» **LIST OF TASKS**:
**1)** Answer these questions using the Jool crash thread:
(a) What command does ydahhrk ask for to check whether defrag was active?
(b) Which two defrag modules appear in the reply to that command?
(c) How often, according to the commit message, has the failure happened?
**2)** The Jool crash thread lists several fields. Why does it say at least one of them had an incorrect value during the copy?

» **SOURCE DOCUMENT**:
It looks like Jool's fault to me. The bug is probably present in the 3.4 series too.

Going to allocate time for a review asap...

@ydahhrk
Member
ydahhrk commented Nov 15, 2016

Was defrag active? In other words, what is the output of

$ lsmod | grep defrag

?

(we'll just have to assume your current output is the same it had when it crashed)

@toreanderson
Contributor

Looks that way:

$ lsmod | grep defrag
nf_defrag_ipv6         36864  1 nf_conntrack_ipv6
nf_defrag_ipv4         16384  1 nf_conntrack_ipv4

It is extremely likely that this was the case before the crash, too.

@ydahhrk
Member
ydahhrk commented Nov 15, 2016

Thanks

@ydahhrk ydahhrk added a commit that referenced this issue Nov 19, 2016
@ydahhrk ydahhrk Improve the translation code slightly
So I've been scanning the code for roughly a week now and I feel
like I should report something, for the sake of collecting my
thoughts here if nothing else.

We've been trying to find #232. It's one hell of a bug. On one
hand, it's easy to tell from the stack trace that the crash
happened during the translation of the *inner* payload of an ICMP
error from IPv4 to IPv6 caused by a TCP packet. On the other hand,
there is no way to reproduce it yet, the review is yielding little
more than optimizations and the failure rate (once in the two years
the relevant code has existed) suggests that the problem is
something otherworldly (ie. undefined behavior, which could have
been triggered anywhere in the kernel).

There was no hairpinning involved. ICMP errors are never supposed
to be fragmented. Even if this particular packet were, the crash
happened during the first fragment's copy. The fact that SIIT is
the one that crashed is fortunate since it means there's less code
to worry about.

It crashed during one of the `memcpy()`s of the kernel's
`skb_copy_bits()`, sitting at Jool's `copy_payload()`. The crash
looks like a typical memory access fault, which would mean that at
least one of the following fields had an incorrect value during the
copy:

	state->in.skb
		skb->len
		skb->data
		skb->data_len
		skb_shinfo(skb)->nr_frags
		skb_shinfo(skb)->frags
		skb_shinfo(skb)->frag_list

	pkt_payload_offset(&state->in)

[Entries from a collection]

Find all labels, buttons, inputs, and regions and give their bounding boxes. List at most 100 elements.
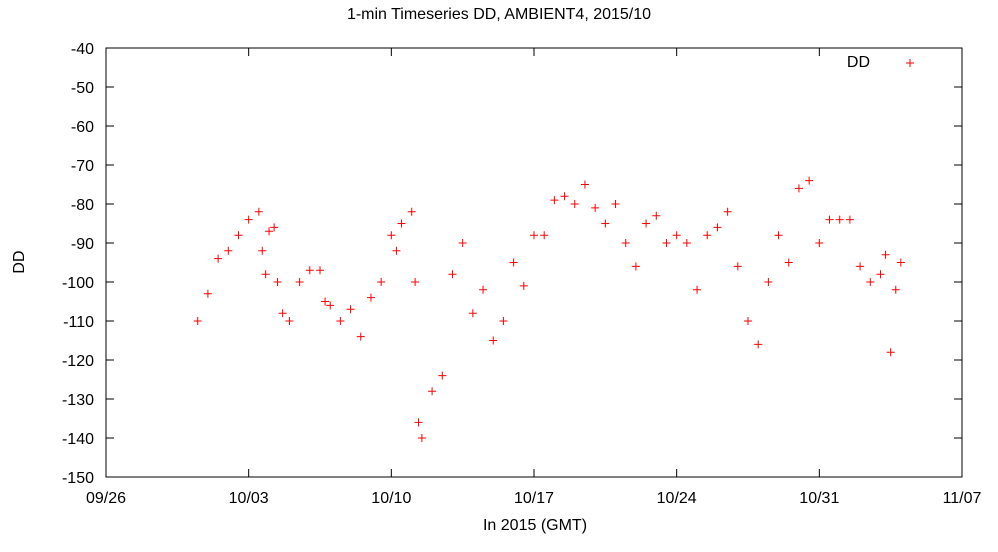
data-point <box>713 223 722 232</box>
data-point <box>316 266 324 275</box>
data-point <box>580 180 589 189</box>
data-point <box>856 262 865 271</box>
data-point <box>652 211 661 220</box>
data-point <box>448 270 457 279</box>
data-point <box>560 192 569 201</box>
data-point <box>244 215 253 224</box>
data-point <box>261 270 270 279</box>
data-point <box>642 219 651 228</box>
y-tick-label: -90 <box>71 236 94 253</box>
data-point <box>723 207 732 216</box>
data-point <box>468 309 477 318</box>
legend-marker <box>906 59 914 67</box>
data-point <box>845 215 854 224</box>
data-point <box>703 231 712 240</box>
data-point <box>270 223 279 232</box>
data-point <box>265 227 274 236</box>
data-point <box>285 317 294 325</box>
data-point <box>896 258 905 267</box>
data-point <box>458 239 467 247</box>
y-tick-label: -80 <box>71 197 94 214</box>
data-point <box>392 246 401 255</box>
data-point <box>346 305 355 314</box>
x-tick-label: 10/10 <box>371 490 411 507</box>
y-tick-label: -110 <box>63 314 94 331</box>
data-point <box>794 184 803 193</box>
data-point <box>774 231 783 240</box>
data-point <box>397 219 406 228</box>
data-point <box>754 340 763 349</box>
data-point <box>805 176 814 185</box>
data-point <box>356 332 365 341</box>
data-point <box>835 215 844 224</box>
data-point <box>764 278 773 286</box>
legend-entry-dd: DD <box>846 54 870 71</box>
data-point <box>784 258 793 267</box>
data-point <box>601 219 610 228</box>
data-point <box>377 278 386 286</box>
data-point <box>224 246 233 255</box>
data-point <box>366 293 375 302</box>
data-point <box>866 278 875 286</box>
y-axis: -40 -50 -60 -70 -80 -90 -100 -110 -120 -130 -140 -1… <box>62 41 962 487</box>
points-layer <box>193 176 905 442</box>
data-point <box>682 239 691 247</box>
data-point <box>278 309 287 318</box>
data-point <box>621 239 630 247</box>
data-point <box>273 278 282 286</box>
data-point <box>825 215 834 224</box>
y-axis-label: DD <box>11 250 28 274</box>
y-tick-label: -130 <box>62 392 94 409</box>
data-point <box>519 281 528 290</box>
data-point <box>321 297 330 306</box>
x-tick-label: 10/31 <box>799 490 839 507</box>
data-point <box>662 239 671 247</box>
data-point <box>876 270 885 279</box>
data-point <box>336 317 345 325</box>
data-point <box>214 254 223 263</box>
x-tick-label: 10/24 <box>657 490 697 507</box>
data-point <box>326 301 335 310</box>
data-point <box>234 231 243 240</box>
data-point <box>611 200 620 208</box>
data-point <box>815 239 824 247</box>
data-point <box>305 266 314 275</box>
data-point <box>591 203 600 212</box>
chart-title: 1-min Timeseries DD, AMBIENT4, 2015/10 <box>346 6 652 23</box>
x-tick-label: 10/17 <box>514 490 554 507</box>
data-point <box>411 278 420 286</box>
data-point <box>693 285 702 294</box>
data-point <box>509 258 518 267</box>
data-point <box>387 231 396 240</box>
data-point <box>203 289 212 298</box>
x-tick-label: 09/26 <box>86 490 126 507</box>
data-point <box>744 317 752 325</box>
legend-sample <box>906 59 914 67</box>
data-point <box>733 262 742 271</box>
plot-frame <box>105 47 963 478</box>
data-point <box>414 418 423 427</box>
data-point <box>672 231 681 240</box>
data-point <box>499 317 508 325</box>
data-point <box>417 434 426 442</box>
y-tick-label: -150 <box>62 470 94 487</box>
data-point <box>881 250 890 259</box>
data-point <box>570 200 579 208</box>
y-tick-label: -70 <box>71 158 94 175</box>
x-tick-label: 11/07 <box>943 490 982 507</box>
data-point <box>886 348 895 357</box>
data-point <box>550 196 559 205</box>
x-axis-label: In 2015 (GMT) <box>482 517 588 534</box>
data-point <box>295 278 304 286</box>
data-point <box>428 387 437 396</box>
y-tick-label: -120 <box>62 353 94 370</box>
data-point <box>193 317 202 325</box>
data-point <box>530 231 538 240</box>
data-point <box>407 207 416 216</box>
data-point <box>254 207 263 216</box>
x-tick-label: 10/03 <box>229 490 269 507</box>
y-tick-label: -50 <box>71 80 94 97</box>
x-axis: 09/26 10/03 10/10 10/17 10/24 10/31 11/07 <box>86 48 982 507</box>
y-tick-label: -100 <box>62 275 94 292</box>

» **TASK ANSWERS**:
**1)**
(a) `lsmod | grep defrag`
(b) nf_defrag_ipv6 and nf_defrag_ipv4
(c) Once in the two years the relevant code has existed.

**2)** The crash happened during one of the `memcpy()`s of the kernel's `skb_copy_bits()`, called from Jool's `copy_payload()`. It looks like a typical memory access fault, which would mean at least one of those fields held a wrong value during the copy.